**TO DO:** Output the lines that follow exactly as they are.

**DATA RECORDS:**
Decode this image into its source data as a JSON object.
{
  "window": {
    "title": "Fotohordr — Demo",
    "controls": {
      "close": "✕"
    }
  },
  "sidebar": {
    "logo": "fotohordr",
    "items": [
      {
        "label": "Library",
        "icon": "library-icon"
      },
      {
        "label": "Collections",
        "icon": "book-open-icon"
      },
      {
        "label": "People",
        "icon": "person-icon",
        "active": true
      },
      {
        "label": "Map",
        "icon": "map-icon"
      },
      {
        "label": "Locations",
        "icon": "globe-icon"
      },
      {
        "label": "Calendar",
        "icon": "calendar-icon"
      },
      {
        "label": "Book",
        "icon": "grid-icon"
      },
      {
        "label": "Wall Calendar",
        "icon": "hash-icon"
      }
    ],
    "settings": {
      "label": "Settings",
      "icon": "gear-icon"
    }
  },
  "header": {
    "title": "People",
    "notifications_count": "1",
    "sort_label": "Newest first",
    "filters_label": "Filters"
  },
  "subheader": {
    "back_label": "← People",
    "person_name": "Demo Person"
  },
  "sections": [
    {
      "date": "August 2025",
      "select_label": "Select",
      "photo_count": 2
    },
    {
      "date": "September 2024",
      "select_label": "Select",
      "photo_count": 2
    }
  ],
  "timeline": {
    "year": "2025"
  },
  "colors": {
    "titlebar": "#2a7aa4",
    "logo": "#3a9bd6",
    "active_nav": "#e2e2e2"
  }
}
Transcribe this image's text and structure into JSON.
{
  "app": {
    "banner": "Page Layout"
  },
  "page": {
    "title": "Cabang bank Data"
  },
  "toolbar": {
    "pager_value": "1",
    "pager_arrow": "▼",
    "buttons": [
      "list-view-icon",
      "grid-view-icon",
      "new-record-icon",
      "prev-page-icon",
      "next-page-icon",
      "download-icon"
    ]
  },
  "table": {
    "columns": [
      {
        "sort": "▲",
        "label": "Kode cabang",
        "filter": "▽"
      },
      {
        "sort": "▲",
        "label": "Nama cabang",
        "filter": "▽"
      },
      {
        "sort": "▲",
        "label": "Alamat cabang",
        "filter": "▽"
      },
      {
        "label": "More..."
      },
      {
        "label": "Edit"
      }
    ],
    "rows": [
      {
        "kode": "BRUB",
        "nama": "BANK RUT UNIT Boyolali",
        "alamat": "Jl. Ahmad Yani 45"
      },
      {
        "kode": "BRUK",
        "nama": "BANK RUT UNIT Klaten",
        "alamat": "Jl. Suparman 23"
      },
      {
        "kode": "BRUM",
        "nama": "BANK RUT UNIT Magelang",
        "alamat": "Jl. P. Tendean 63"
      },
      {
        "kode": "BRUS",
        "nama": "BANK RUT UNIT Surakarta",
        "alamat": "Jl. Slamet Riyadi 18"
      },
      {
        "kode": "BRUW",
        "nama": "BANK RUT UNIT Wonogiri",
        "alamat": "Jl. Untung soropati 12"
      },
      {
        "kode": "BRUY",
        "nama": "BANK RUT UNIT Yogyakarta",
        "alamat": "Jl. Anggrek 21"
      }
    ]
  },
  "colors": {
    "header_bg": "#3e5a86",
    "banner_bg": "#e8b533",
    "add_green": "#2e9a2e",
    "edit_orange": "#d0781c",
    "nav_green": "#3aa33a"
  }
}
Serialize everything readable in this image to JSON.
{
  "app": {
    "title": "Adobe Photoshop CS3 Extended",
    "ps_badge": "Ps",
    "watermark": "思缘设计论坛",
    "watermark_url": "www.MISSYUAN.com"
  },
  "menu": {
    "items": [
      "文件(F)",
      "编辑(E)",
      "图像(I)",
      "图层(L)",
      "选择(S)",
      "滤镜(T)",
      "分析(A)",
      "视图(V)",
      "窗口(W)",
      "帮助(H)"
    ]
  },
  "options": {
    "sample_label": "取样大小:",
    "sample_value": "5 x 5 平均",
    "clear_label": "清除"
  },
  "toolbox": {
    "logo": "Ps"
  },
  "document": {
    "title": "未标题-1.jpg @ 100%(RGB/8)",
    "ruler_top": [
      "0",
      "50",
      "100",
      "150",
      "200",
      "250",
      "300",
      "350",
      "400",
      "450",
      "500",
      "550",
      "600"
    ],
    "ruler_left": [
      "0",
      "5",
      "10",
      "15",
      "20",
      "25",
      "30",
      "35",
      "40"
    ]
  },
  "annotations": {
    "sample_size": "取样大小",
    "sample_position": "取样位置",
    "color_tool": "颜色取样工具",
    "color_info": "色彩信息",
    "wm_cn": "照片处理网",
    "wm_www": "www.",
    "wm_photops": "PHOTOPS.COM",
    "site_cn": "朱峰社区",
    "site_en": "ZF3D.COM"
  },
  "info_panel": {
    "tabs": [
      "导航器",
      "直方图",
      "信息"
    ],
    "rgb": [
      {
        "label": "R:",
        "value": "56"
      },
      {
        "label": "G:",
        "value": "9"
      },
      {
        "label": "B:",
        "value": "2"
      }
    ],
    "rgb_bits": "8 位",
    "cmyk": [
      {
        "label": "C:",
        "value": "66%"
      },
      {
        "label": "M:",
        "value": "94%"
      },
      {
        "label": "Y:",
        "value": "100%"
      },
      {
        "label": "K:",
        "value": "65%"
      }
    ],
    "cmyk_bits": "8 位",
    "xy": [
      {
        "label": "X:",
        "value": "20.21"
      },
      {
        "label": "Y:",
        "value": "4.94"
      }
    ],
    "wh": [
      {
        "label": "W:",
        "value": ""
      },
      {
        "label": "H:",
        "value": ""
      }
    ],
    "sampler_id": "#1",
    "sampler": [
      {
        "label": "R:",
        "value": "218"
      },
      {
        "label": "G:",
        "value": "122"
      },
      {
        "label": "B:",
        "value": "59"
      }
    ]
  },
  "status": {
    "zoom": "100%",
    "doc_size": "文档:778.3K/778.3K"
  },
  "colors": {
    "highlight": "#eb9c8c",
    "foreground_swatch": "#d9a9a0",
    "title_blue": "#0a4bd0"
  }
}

**OUTPUT OF THE TASK:**
Decode this image into its source data as a JSON object.
{
  "window": {
    "title": "Fotohordr — Demo",
    "controls": {
      "close": "✕"
    }
  },
  "sidebar": {
    "logo": "fotohordr",
    "items": [
      {
        "label": "Library",
        "icon": "library-icon"
      },
      {
        "label": "Collections",
        "icon": "book-open-icon"
      },
      {
        "label": "People",
        "icon": "person-icon",
        "active": true
      },
      {
        "label": "Map",
        "icon": "map-icon"
      },
      {
        "label": "Locations",
        "icon": "globe-icon"
      },
      {
        "label": "Calendar",
        "icon": "calendar-icon"
      },
      {
        "label": "Book",
        "icon": "grid-icon"
      },
      {
        "label": "Wall Calendar",
        "icon": "hash-icon"
      }
    ],
    "settings": {
      "label": "Settings",
      "icon": "gear-icon"
    }
  },
  "header": {
    "title": "People",
    "notifications_count": "1",
    "sort_label": "Newest first",
    "filters_label": "Filters"
  },
  "subheader": {
    "back_label": "← People",
    "person_name": "Demo Person"
  },
  "sections": [
    {
      "date": "August 2025",
      "select_label": "Select",
      "photo_count": 2
    },
    {
      "date": "September 2024",
      "select_label": "Select",
      "photo_count": 2
    }
  ],
  "timeline": {
    "year": "2025"
  },
  "colors": {
    "titlebar": "#2a7aa4",
    "logo": "#3a9bd6",
    "active_nav": "#e2e2e2"
  }
}
Transcribe this image's text and structure into JSON.
{
  "app": {
    "banner": "Page Layout"
  },
  "page": {
    "title": "Cabang bank Data"
  },
  "toolbar": {
    "pager_value": "1",
    "pager_arrow": "▼",
    "buttons": [
      "list-view-icon",
      "grid-view-icon",
      "new-record-icon",
      "prev-page-icon",
      "next-page-icon",
      "download-icon"
    ]
  },
  "table": {
    "columns": [
      {
        "sort": "▲",
        "label": "Kode cabang",
        "filter": "▽"
      },
      {
        "sort": "▲",
        "label": "Nama cabang",
        "filter": "▽"
      },
      {
        "sort": "▲",
        "label": "Alamat cabang",
        "filter": "▽"
      },
      {
        "label": "More..."
      },
      {
        "label": "Edit"
      }
    ],
    "rows": [
      {
        "kode": "BRUB",
        "nama": "BANK RUT UNIT Boyolali",
        "alamat": "Jl. Ahmad Yani 45"
      },
      {
        "kode": "BRUK",
        "nama": "BANK RUT UNIT Klaten",
        "alamat": "Jl. Suparman 23"
      },
      {
        "kode": "BRUM",
        "nama": "BANK RUT UNIT Magelang",
        "alamat": "Jl. P. Tendean 63"
      },
      {
        "kode": "BRUS",
        "nama": "BANK RUT UNIT Surakarta",
        "alamat": "Jl. Slamet Riyadi 18"
      },
      {
        "kode": "BRUW",
        "nama": "BANK RUT UNIT Wonogiri",
        "alamat": "Jl. Untung soropati 12"
      },
      {
        "kode": "BRUY",
        "nama": "BANK RUT UNIT Yogyakarta",
        "alamat": "Jl. Anggrek 21"
      }
    ]
  },
  "colors": {
    "header_bg": "#3e5a86",
    "banner_bg": "#e8b533",
    "add_green": "#2e9a2e",
    "edit_orange": "#d0781c",
    "nav_green": "#3aa33a"
  }
}
Serialize everything readable in this image to JSON.
{
  "app": {
    "title": "Adobe Photoshop CS3 Extended",
    "ps_badge": "Ps",
    "watermark": "思缘设计论坛",
    "watermark_url": "www.MISSYUAN.com"
  },
  "menu": {
    "items": [
      "文件(F)",
      "编辑(E)",
      "图像(I)",
      "图层(L)",
      "选择(S)",
      "滤镜(T)",
      "分析(A)",
      "视图(V)",
      "窗口(W)",
      "帮助(H)"
    ]
  },
  "options": {
    "sample_label": "取样大小:",
    "sample_value": "5 x 5 平均",
    "clear_label": "清除"
  },
  "toolbox": {
    "logo": "Ps"
  },
  "document": {
    "title": "未标题-1.jpg @ 100%(RGB/8)",
    "ruler_top": [
      "0",
      "50",
      "100",
      "150",
      "200",
      "250",
      "300",
      "350",
      "400",
      "450",
      "500",
      "550",
      "600"
    ],
    "ruler_left": [
      "0",
      "5",
      "10",
      "15",
      "20",
      "25",
      "30",
      "35",
      "40"
    ]
  },
  "annotations": {
    "sample_size": "取样大小",
    "sample_position": "取样位置",
    "color_tool": "颜色取样工具",
    "color_info": "色彩信息",
    "wm_cn": "照片处理网",
    "wm_www": "www.",
    "wm_photops": "PHOTOPS.COM",
    "site_cn": "朱峰社区",
    "site_en": "ZF3D.COM"
  },
  "info_panel": {
    "tabs": [
      "导航器",
      "直方图",
      "信息"
    ],
    "rgb": [
      {
        "label": "R:",
        "value": "56"
      },
      {
        "label": "G:",
        "value": "9"
      },
      {
        "label": "B:",
        "value": "2"
      }
    ],
    "rgb_bits": "8 位",
    "cmyk": [
      {
        "label": "C:",
        "value": "66%"
      },
      {
        "label": "M:",
        "value": "94%"
      },
      {
        "label": "Y:",
        "value": "100%"
      },
      {
        "label": "K:",
        "value": "65%"
      }
    ],
    "cmyk_bits": "8 位",
    "xy": [
      {
        "label": "X:",
        "value": "20.21"
      },
      {
        "label": "Y:",
        "value": "4.94"
      }
    ],
    "wh": [
      {
        "label": "W:",
        "value": ""
      },
      {
        "label": "H:",
        "value": ""
      }
    ],
    "sampler_id": "#1",
    "sampler": [
      {
        "label": "R:",
        "value": "218"
      },
      {
        "label": "G:",
        "value": "122"
      },
      {
        "label": "B:",
        "value": "59"
      }
    ]
  },
  "status": {
    "zoom": "100%",
    "doc_size": "文档:778.3K/778.3K"
  },
  "colors": {
    "highlight": "#eb9c8c",
    "foreground_swatch": "#d9a9a0",
    "title_blue": "#0a4bd0"
  }
}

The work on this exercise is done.